JOB:
Of the lines in this material, how many contain "name"? Answer with a single number only.

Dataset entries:
[start]

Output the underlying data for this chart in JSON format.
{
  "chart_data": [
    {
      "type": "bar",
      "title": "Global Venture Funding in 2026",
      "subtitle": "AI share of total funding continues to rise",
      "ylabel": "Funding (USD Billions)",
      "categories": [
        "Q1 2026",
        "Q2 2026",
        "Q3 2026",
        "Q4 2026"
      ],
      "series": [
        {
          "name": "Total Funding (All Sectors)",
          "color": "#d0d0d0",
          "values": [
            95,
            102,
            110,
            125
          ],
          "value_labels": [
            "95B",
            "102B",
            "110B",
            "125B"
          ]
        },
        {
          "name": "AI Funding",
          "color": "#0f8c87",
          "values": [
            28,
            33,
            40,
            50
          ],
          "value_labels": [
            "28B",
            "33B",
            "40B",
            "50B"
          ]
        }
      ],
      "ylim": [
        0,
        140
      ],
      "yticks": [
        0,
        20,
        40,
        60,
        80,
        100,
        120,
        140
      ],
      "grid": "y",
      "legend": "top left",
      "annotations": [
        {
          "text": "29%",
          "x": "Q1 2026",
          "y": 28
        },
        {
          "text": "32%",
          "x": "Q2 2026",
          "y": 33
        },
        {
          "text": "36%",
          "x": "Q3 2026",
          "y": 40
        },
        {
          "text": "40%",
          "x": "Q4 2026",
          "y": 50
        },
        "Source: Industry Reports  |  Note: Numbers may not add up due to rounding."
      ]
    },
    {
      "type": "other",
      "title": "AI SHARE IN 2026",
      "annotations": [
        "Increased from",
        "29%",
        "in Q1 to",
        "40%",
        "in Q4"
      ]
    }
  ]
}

[end]

FINISHED TASK:
2